▶

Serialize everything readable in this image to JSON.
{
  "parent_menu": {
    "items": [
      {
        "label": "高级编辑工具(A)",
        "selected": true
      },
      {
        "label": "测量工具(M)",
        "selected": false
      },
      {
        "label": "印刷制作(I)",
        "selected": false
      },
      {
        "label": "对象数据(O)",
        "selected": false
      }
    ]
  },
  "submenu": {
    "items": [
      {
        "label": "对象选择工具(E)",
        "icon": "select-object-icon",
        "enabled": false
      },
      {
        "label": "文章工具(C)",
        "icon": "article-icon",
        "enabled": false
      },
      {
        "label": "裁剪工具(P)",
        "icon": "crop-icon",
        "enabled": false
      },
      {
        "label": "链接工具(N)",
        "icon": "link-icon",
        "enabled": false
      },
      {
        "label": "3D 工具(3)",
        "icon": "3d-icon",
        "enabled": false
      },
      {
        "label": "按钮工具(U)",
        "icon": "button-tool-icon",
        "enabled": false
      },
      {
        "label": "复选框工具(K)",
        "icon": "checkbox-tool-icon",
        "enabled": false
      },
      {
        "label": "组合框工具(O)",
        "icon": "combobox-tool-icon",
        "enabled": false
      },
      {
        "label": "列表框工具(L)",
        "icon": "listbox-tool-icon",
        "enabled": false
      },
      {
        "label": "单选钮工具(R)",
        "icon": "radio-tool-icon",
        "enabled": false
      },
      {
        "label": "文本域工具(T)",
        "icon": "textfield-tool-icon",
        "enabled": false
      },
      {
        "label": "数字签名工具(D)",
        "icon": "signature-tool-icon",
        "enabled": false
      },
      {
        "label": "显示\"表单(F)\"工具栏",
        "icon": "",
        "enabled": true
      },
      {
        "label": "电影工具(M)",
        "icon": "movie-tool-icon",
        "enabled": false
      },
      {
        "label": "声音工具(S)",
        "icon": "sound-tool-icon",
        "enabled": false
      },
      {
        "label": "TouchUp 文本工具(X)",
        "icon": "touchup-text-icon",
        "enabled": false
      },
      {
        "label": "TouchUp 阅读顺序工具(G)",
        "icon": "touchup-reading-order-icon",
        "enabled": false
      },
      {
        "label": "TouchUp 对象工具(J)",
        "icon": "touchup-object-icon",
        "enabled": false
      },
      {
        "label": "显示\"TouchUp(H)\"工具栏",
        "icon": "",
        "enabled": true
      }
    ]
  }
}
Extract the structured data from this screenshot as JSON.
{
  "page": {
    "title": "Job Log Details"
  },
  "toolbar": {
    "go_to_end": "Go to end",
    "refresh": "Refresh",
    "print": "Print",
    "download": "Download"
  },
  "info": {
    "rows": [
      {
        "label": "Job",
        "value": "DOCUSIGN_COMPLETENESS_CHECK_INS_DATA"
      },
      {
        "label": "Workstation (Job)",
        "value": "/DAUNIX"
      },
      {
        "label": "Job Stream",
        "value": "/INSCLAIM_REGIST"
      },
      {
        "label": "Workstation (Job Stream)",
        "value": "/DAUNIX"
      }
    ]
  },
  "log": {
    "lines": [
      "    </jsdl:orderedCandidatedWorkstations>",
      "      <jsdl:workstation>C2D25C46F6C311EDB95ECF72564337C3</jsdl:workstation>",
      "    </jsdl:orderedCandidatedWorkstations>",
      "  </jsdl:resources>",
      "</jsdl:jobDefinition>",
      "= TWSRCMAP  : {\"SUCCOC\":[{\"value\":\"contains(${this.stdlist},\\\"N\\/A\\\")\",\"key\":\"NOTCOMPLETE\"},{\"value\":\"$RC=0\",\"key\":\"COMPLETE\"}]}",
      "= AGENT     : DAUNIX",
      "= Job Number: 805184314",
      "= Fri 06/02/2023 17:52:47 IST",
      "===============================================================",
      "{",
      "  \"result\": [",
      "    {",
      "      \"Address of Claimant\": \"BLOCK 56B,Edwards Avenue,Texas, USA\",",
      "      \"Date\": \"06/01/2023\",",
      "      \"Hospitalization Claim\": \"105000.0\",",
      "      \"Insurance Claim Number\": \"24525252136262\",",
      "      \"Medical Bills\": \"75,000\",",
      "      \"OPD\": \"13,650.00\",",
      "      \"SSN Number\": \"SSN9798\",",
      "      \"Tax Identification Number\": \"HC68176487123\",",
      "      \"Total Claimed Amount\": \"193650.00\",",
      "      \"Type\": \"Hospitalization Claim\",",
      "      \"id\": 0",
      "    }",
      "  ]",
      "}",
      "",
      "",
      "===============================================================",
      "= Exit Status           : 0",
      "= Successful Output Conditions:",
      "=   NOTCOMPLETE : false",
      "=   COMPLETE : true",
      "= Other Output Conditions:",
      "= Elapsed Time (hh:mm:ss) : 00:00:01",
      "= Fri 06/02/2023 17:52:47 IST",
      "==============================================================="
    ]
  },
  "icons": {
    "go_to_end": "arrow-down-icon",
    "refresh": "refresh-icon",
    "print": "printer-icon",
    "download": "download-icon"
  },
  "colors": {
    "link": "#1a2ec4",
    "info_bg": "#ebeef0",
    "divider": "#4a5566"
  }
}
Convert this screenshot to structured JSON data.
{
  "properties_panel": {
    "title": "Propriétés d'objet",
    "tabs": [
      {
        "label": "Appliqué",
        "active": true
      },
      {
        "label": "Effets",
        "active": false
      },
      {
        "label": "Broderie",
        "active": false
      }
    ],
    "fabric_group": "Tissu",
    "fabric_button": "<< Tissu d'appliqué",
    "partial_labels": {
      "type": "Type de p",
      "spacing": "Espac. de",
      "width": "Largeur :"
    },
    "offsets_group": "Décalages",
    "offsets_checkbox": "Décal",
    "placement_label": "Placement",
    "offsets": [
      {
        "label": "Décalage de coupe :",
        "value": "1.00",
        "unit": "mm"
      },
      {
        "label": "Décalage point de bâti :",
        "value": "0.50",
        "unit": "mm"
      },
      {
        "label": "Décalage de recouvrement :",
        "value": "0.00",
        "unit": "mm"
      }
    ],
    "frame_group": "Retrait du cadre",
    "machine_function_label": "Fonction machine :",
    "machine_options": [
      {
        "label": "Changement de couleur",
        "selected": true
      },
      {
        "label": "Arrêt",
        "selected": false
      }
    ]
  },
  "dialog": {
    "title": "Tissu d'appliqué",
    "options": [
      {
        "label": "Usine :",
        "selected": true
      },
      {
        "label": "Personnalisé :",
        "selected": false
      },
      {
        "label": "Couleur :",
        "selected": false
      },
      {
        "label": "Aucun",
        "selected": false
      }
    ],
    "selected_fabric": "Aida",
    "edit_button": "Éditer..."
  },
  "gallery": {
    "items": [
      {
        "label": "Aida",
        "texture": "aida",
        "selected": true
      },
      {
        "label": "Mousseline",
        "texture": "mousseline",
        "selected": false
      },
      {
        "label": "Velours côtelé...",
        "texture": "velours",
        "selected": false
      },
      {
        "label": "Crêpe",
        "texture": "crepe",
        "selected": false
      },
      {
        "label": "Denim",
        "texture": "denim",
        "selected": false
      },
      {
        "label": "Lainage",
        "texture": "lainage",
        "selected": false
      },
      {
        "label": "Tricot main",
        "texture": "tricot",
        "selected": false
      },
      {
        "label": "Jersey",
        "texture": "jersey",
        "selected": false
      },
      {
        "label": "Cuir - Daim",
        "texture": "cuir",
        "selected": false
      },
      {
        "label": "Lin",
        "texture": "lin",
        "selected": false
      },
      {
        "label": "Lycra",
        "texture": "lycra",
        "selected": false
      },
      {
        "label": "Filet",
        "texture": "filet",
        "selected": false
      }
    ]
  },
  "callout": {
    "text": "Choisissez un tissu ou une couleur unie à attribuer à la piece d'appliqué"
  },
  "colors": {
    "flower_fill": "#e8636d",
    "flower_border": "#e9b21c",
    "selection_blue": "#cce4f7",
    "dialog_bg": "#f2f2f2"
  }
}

◀

• [Written request]
Retype the material in full. Each word must match.

• [Full response]
Serialize everything readable in this image to JSON.
{
  "parent_menu": {
    "items": [
      {
        "label": "高级编辑工具(A)",
        "selected": true
      },
      {
        "label": "测量工具(M)",
        "selected": false
      },
      {
        "label": "印刷制作(I)",
        "selected": false
      },
      {
        "label": "对象数据(O)",
        "selected": false
      }
    ]
  },
  "submenu": {
    "items": [
      {
        "label": "对象选择工具(E)",
        "icon": "select-object-icon",
        "enabled": false
      },
      {
        "label": "文章工具(C)",
        "icon": "article-icon",
        "enabled": false
      },
      {
        "label": "裁剪工具(P)",
        "icon": "crop-icon",
        "enabled": false
      },
      {
        "label": "链接工具(N)",
        "icon": "link-icon",
        "enabled": false
      },
      {
        "label": "3D 工具(3)",
        "icon": "3d-icon",
        "enabled": false
      },
      {
        "label": "按钮工具(U)",
        "icon": "button-tool-icon",
        "enabled": false
      },
      {
        "label": "复选框工具(K)",
        "icon": "checkbox-tool-icon",
        "enabled": false
      },
      {
        "label": "组合框工具(O)",
        "icon": "combobox-tool-icon",
        "enabled": false
      },
      {
        "label": "列表框工具(L)",
        "icon": "listbox-tool-icon",
        "enabled": false
      },
      {
        "label": "单选钮工具(R)",
        "icon": "radio-tool-icon",
        "enabled": false
      },
      {
        "label": "文本域工具(T)",
        "icon": "textfield-tool-icon",
        "enabled": false
      },
      {
        "label": "数字签名工具(D)",
        "icon": "signature-tool-icon",
        "enabled": false
      },
      {
        "label": "显示\"表单(F)\"工具栏",
        "icon": "",
        "enabled": true
      },
      {
        "label": "电影工具(M)",
        "icon": "movie-tool-icon",
        "enabled": false
      },
      {
        "label": "声音工具(S)",
        "icon": "sound-tool-icon",
        "enabled": false
      },
      {
        "label": "TouchUp 文本工具(X)",
        "icon": "touchup-text-icon",
        "enabled": false
      },
      {
        "label": "TouchUp 阅读顺序工具(G)",
        "icon": "touchup-reading-order-icon",
        "enabled": false
      },
      {
        "label": "TouchUp 对象工具(J)",
        "icon": "touchup-object-icon",
        "enabled": false
      },
      {
        "label": "显示\"TouchUp(H)\"工具栏",
        "icon": "",
        "enabled": true
      }
    ]
  }
}
Extract the structured data from this screenshot as JSON.
{
  "page": {
    "title": "Job Log Details"
  },
  "toolbar": {
    "go_to_end": "Go to end",
    "refresh": "Refresh",
    "print": "Print",
    "download": "Download"
  },
  "info": {
    "rows": [
      {
        "label": "Job",
        "value": "DOCUSIGN_COMPLETENESS_CHECK_INS_DATA"
      },
      {
        "label": "Workstation (Job)",
        "value": "/DAUNIX"
      },
      {
        "label": "Job Stream",
        "value": "/INSCLAIM_REGIST"
      },
      {
        "label": "Workstation (Job Stream)",
        "value": "/DAUNIX"
      }
    ]
  },
  "log": {
    "lines": [
      "    </jsdl:orderedCandidatedWorkstations>",
      "      <jsdl:workstation>C2D25C46F6C311EDB95ECF72564337C3</jsdl:workstation>",
      "    </jsdl:orderedCandidatedWorkstations>",
      "  </jsdl:resources>",
      "</jsdl:jobDefinition>",
      "= TWSRCMAP  : {\"SUCCOC\":[{\"value\":\"contains(${this.stdlist},\\\"N\\/A\\\")\",\"key\":\"NOTCOMPLETE\"},{\"value\":\"$RC=0\",\"key\":\"COMPLETE\"}]}",
      "= AGENT     : DAUNIX",
      "= Job Number: 805184314",
      "= Fri 06/02/2023 17:52:47 IST",
      "===============================================================",
      "{",
      "  \"result\": [",
      "    {",
      "      \"Address of Claimant\": \"BLOCK 56B,Edwards Avenue,Texas, USA\",",
      "      \"Date\": \"06/01/2023\",",
      "      \"Hospitalization Claim\": \"105000.0\",",
      "      \"Insurance Claim Number\": \"24525252136262\",",
      "      \"Medical Bills\": \"75,000\",",
      "      \"OPD\": \"13,650.00\",",
      "      \"SSN Number\": \"SSN9798\",",
      "      \"Tax Identification Number\": \"HC68176487123\",",
      "      \"Total Claimed Amount\": \"193650.00\",",
      "      \"Type\": \"Hospitalization Claim\",",
      "      \"id\": 0",
      "    }",
      "  ]",
      "}",
      "",
      "",
      "===============================================================",
      "= Exit Status           : 0",
      "= Successful Output Conditions:",
      "=   NOTCOMPLETE : false",
      "=   COMPLETE : true",
      "= Other Output Conditions:",
      "= Elapsed Time (hh:mm:ss) : 00:00:01",
      "= Fri 06/02/2023 17:52:47 IST",
      "==============================================================="
    ]
  },
  "icons": {
    "go_to_end": "arrow-down-icon",
    "refresh": "refresh-icon",
    "print": "printer-icon",
    "download": "download-icon"
  },
  "colors": {
    "link": "#1a2ec4",
    "info_bg": "#ebeef0",
    "divider": "#4a5566"
  }
}
Convert this screenshot to structured JSON data.
{
  "properties_panel": {
    "title": "Propriétés d'objet",
    "tabs": [
      {
        "label": "Appliqué",
        "active": true
      },
      {
        "label": "Effets",
        "active": false
      },
      {
        "label": "Broderie",
        "active": false
      }
    ],
    "fabric_group": "Tissu",
    "fabric_button": "<< Tissu d'appliqué",
    "partial_labels": {
      "type": "Type de p",
      "spacing": "Espac. de",
      "width": "Largeur :"
    },
    "offsets_group": "Décalages",
    "offsets_checkbox": "Décal",
    "placement_label": "Placement",
    "offsets": [
      {
        "label": "Décalage de coupe :",
        "value": "1.00",
        "unit": "mm"
      },
      {
        "label": "Décalage point de bâti :",
        "value": "0.50",
        "unit": "mm"
      },
      {
        "label": "Décalage de recouvrement :",
        "value": "0.00",
        "unit": "mm"
      }
    ],
    "frame_group": "Retrait du cadre",
    "machine_function_label": "Fonction machine :",
    "machine_options": [
      {
        "label": "Changement de couleur",
        "selected": true
      },
      {
        "label": "Arrêt",
        "selected": false
      }
    ]
  },
  "dialog": {
    "title": "Tissu d'appliqué",
    "options": [
      {
        "label": "Usine :",
        "selected": true
      },
      {
        "label": "Personnalisé :",
        "selected": false
      },
      {
        "label": "Couleur :",
        "selected": false
      },
      {
        "label": "Aucun",
        "selected": false
      }
    ],
    "selected_fabric": "Aida",
    "edit_button": "Éditer..."
  },
  "gallery": {
    "items": [
      {
        "label": "Aida",
        "texture": "aida",
        "selected": true
      },
      {
        "label": "Mousseline",
        "texture": "mousseline",
        "selected": false
      },
      {
        "label": "Velours côtelé...",
        "texture": "velours",
        "selected": false
      },
      {
        "label": "Crêpe",
        "texture": "crepe",
        "selected": false
      },
      {
        "label": "Denim",
        "texture": "denim",
        "selected": false
      },
      {
        "label": "Lainage",
        "texture": "lainage",
        "selected": false
      },
      {
        "label": "Tricot main",
        "texture": "tricot",
        "selected": false
      },
      {
        "label": "Jersey",
        "texture": "jersey",
        "selected": false
      },
      {
        "label": "Cuir - Daim",
        "texture": "cuir",
        "selected": false
      },
      {
        "label": "Lin",
        "texture": "lin",
        "selected": false
      },
      {
        "label": "Lycra",
        "texture": "lycra",
        "selected": false
      },
      {
        "label": "Filet",
        "texture": "filet",
        "selected": false
      }
    ]
  },
  "callout": {
    "text": "Choisissez un tissu ou une couleur unie à attribuer à la piece d'appliqué"
  },
  "colors": {
    "flower_fill": "#e8636d",
    "flower_border": "#e9b21c",
    "selection_blue": "#cce4f7",
    "dialog_bg": "#f2f2f2"
  }
}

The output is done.